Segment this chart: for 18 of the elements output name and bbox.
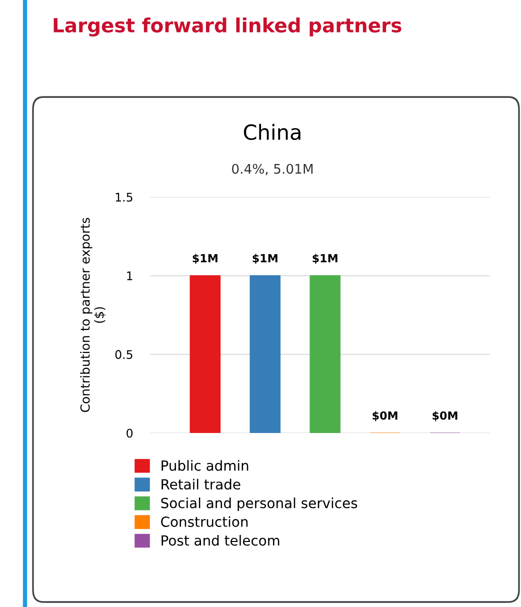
y-tick-label: 0: [126, 428, 133, 438]
data-label: $1M: [252, 254, 278, 264]
data-label: $0M: [372, 411, 398, 422]
y-tick-label: 1: [127, 272, 132, 280]
y-tick-label: 1.5: [116, 192, 132, 202]
legend-label: Retail trade: [162, 478, 240, 490]
y-tick-label: 0.5: [115, 350, 132, 359]
legend-label: Post and telecom: [162, 534, 280, 546]
data-label: $1M: [192, 254, 218, 264]
legend-label: Public admin: [162, 460, 248, 471]
data-label: $0M: [432, 411, 458, 422]
legend-label: Construction: [161, 516, 248, 527]
data-label: $1M: [312, 254, 338, 264]
legend-label: Social and personal services: [161, 498, 358, 511]
chart-subtitle: 0.4%, 5.01M: [232, 164, 313, 176]
chart-title: China: [244, 124, 300, 140]
y-axis-title: Contribution to partner exports ($): [80, 218, 106, 412]
text: Largest forward linked partners: [54, 18, 402, 36]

**YOUR INSTRUCTIONS**: Convert the lines of the record above into a numbered list, omitting blank lines and the picture.

**ANSWER TO THIS EXERCISE**:
1. Segment this chart: for 18 of the elements output name and bbox.
2. y-tick-label: 0: [126, 428, 133, 438]
3. data-label: $1M: [252, 254, 278, 264]
4. data-label: $0M: [372, 411, 398, 422]
5. y-tick-label: 1: [127, 272, 132, 280]
6. y-tick-label: 1.5: [116, 192, 132, 202]
7. legend-label: Retail trade: [162, 478, 240, 490]
8. y-tick-label: 0.5: [115, 350, 132, 359]
9. legend-label: Post and telecom: [162, 534, 280, 546]
10. data-label: $1M: [192, 254, 218, 264]
11. legend-label: Public admin: [162, 460, 248, 471]
12. data-label: $0M: [432, 411, 458, 422]
13. legend-label: Construction: [161, 516, 248, 527]
14. data-label: $1M: [312, 254, 338, 264]
15. legend-label: Social and personal services: [161, 498, 358, 511]
16. chart-subtitle: 0.4%, 5.01M: [232, 164, 313, 176]
17. chart-title: China: [244, 124, 300, 140]
18. y-axis-title: Contribution to partner exports ($): [80, 218, 106, 412]
19. text: Largest forward linked partners: [54, 18, 402, 36]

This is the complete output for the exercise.